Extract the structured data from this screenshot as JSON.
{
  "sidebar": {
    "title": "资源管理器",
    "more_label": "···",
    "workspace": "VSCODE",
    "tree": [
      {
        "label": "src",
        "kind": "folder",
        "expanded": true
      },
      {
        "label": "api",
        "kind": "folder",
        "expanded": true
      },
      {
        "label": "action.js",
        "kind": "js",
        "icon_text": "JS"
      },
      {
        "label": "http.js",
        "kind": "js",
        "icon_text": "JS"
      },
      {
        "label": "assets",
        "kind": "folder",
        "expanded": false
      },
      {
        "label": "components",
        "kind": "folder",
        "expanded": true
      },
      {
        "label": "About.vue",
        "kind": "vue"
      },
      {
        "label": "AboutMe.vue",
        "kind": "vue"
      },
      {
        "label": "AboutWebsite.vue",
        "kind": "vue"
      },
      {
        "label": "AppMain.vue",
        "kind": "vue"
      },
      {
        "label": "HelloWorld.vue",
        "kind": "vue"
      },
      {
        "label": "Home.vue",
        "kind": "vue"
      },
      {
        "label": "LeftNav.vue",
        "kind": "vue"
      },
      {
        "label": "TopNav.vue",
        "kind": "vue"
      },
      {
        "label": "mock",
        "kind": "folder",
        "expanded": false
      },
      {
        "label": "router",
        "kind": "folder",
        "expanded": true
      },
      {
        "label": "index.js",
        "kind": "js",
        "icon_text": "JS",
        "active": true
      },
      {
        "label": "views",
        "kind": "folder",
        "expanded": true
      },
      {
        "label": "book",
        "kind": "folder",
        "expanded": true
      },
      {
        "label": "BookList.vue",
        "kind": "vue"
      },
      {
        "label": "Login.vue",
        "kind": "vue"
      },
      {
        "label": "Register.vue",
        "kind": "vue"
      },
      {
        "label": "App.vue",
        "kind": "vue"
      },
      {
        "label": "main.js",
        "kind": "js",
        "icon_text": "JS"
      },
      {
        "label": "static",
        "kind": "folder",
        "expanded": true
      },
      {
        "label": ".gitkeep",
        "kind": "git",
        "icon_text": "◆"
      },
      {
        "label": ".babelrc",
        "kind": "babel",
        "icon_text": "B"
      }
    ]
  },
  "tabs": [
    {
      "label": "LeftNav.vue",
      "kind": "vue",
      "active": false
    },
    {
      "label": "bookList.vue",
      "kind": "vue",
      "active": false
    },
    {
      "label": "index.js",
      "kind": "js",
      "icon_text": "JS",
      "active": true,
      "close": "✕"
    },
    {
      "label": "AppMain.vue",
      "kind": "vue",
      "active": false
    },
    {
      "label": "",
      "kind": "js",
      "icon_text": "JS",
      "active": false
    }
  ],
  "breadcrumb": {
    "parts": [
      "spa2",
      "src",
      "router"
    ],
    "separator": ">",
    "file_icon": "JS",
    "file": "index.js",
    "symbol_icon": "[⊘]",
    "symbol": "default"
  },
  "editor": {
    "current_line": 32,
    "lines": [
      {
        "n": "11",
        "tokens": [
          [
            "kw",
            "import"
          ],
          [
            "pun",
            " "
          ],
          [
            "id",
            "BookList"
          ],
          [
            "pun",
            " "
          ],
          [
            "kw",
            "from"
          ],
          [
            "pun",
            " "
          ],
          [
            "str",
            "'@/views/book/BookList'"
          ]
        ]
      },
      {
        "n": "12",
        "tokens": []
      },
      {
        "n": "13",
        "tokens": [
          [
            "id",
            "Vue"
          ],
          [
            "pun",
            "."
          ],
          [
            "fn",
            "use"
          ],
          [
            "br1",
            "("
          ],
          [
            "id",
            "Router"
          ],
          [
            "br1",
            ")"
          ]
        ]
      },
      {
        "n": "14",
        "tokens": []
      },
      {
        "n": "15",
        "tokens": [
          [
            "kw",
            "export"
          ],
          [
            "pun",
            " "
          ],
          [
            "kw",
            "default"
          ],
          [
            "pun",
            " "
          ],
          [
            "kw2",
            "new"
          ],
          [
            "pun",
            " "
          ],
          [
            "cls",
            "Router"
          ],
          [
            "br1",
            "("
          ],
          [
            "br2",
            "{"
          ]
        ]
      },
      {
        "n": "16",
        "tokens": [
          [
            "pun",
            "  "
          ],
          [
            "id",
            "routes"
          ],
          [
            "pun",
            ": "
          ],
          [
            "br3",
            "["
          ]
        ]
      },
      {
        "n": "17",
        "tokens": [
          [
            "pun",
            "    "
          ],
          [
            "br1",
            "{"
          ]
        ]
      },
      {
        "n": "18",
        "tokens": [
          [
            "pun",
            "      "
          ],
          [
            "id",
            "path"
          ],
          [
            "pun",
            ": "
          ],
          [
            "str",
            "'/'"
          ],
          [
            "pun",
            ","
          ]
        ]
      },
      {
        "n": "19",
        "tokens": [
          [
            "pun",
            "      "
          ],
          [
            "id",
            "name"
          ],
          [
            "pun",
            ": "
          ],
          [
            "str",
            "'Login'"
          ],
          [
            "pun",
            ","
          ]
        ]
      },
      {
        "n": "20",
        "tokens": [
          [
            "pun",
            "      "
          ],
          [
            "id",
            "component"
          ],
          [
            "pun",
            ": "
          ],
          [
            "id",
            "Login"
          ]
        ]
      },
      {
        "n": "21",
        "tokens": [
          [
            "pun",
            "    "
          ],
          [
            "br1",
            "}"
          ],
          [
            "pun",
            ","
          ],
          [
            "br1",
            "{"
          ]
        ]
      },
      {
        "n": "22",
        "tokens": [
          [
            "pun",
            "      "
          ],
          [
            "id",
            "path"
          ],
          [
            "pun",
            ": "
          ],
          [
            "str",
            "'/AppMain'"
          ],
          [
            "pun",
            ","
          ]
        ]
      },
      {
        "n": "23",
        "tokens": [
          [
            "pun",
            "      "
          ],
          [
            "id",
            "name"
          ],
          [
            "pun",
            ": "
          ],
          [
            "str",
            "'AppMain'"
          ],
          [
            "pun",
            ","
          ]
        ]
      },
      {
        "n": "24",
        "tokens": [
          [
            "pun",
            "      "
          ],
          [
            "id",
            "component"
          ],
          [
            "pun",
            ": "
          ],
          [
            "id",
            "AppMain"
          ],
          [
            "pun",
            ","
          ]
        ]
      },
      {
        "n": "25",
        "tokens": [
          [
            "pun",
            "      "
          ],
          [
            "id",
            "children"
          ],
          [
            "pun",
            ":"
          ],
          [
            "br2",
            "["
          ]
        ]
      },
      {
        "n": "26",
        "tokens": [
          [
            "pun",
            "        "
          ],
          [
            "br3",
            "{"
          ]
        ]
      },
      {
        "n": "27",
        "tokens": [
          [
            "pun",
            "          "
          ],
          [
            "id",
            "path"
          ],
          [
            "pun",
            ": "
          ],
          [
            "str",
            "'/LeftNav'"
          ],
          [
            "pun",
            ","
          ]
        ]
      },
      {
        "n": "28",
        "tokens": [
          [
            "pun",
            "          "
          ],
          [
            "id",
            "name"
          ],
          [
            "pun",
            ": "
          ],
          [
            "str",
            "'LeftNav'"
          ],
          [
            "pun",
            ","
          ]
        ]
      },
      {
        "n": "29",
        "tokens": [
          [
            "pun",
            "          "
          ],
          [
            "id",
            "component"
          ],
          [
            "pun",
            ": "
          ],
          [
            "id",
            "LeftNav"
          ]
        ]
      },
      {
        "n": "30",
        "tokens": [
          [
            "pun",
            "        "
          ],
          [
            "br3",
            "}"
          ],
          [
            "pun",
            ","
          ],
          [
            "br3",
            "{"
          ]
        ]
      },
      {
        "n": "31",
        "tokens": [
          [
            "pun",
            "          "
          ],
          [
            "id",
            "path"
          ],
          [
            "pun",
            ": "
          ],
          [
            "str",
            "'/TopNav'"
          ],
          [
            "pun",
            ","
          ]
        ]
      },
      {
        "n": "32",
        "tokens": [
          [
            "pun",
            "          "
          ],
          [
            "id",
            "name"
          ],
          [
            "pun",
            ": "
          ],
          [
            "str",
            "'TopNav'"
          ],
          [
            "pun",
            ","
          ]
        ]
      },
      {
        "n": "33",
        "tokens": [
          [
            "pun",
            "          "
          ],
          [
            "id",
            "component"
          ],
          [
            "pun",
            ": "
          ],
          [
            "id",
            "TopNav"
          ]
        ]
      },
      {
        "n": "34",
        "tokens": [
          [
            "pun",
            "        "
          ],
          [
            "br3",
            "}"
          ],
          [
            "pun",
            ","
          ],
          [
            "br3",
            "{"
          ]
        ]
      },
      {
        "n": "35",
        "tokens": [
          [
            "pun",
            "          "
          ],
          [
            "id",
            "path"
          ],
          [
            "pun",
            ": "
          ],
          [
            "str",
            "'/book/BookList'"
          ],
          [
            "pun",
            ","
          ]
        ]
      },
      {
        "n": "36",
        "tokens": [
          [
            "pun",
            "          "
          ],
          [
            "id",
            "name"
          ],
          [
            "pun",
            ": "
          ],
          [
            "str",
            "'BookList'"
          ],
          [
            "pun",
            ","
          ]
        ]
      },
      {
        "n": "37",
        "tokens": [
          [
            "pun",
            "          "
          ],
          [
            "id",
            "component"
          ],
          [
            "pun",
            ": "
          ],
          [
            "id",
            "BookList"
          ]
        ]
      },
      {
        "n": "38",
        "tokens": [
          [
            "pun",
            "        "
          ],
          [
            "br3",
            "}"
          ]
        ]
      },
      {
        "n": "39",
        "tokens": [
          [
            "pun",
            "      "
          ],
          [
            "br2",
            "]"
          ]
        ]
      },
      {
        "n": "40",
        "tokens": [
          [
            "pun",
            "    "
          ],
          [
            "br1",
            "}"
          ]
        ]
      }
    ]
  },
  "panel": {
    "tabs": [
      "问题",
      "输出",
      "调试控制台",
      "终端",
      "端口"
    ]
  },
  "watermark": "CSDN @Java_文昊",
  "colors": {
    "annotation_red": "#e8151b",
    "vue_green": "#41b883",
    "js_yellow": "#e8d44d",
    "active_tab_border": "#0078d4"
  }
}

GIVEN INSTRUCTION
Gather from the records above every line containing the string "index".

FINISHED ANSWER
        "label": "index.js",
      "label": "index.js",
    "file": "index.js",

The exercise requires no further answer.